A block of data:
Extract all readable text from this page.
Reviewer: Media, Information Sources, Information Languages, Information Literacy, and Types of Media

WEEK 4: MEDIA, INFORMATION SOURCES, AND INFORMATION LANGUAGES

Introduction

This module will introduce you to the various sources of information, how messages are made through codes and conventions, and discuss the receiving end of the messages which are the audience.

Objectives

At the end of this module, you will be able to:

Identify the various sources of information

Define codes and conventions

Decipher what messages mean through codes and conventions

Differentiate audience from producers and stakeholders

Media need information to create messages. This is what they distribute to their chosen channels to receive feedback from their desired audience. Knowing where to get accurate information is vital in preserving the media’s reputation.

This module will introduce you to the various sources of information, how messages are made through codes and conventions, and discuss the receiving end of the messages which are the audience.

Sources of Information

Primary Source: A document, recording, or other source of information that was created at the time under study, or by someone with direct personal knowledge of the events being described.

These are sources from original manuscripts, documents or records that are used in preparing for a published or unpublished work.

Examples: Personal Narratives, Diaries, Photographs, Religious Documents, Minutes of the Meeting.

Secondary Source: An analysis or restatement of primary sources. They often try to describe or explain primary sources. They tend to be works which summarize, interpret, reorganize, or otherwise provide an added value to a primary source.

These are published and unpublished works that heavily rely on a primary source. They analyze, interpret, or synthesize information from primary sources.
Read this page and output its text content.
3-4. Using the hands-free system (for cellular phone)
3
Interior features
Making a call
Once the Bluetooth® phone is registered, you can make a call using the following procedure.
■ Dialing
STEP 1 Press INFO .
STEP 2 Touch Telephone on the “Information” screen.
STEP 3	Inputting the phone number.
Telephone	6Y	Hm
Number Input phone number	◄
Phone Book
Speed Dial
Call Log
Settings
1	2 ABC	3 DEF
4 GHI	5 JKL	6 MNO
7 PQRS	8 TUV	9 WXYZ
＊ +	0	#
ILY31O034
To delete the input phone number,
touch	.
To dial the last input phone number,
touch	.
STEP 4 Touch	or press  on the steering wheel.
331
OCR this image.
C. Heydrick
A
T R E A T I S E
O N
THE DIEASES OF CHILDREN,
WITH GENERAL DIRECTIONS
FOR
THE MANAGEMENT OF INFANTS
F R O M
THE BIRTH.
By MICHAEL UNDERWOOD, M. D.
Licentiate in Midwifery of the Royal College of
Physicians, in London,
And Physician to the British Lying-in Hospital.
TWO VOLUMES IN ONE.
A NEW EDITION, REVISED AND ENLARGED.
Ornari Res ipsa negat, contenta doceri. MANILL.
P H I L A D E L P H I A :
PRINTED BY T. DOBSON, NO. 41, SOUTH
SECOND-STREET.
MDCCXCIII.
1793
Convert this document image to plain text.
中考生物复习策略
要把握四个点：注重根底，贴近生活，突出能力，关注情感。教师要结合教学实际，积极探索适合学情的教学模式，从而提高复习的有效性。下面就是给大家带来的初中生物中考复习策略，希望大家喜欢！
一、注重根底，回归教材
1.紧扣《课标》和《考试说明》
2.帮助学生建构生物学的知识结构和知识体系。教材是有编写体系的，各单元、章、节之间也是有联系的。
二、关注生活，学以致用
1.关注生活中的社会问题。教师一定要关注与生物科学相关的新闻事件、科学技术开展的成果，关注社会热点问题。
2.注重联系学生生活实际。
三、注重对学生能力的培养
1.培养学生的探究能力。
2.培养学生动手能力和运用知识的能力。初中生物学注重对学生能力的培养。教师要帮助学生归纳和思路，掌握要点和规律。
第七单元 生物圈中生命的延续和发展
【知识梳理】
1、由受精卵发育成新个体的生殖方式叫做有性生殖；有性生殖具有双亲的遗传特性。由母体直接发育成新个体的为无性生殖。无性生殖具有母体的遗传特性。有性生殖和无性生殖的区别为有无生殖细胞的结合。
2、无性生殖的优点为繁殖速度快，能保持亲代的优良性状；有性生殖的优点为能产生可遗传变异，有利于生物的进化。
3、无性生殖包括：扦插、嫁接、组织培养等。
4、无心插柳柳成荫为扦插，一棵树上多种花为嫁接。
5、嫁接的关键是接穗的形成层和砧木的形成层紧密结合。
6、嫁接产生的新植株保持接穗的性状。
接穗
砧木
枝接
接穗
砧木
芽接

### [Task description]
From the listing above, pick out each line where the word "what" appears.

### [Finished exercise]
Decipher what messages mean through codes and conventions
Media need information to create messages. This is what they distribute to their chosen channels to receive feedback from their desired audience. Knowing where to get accurate information is vital in preserving the media’s reputation.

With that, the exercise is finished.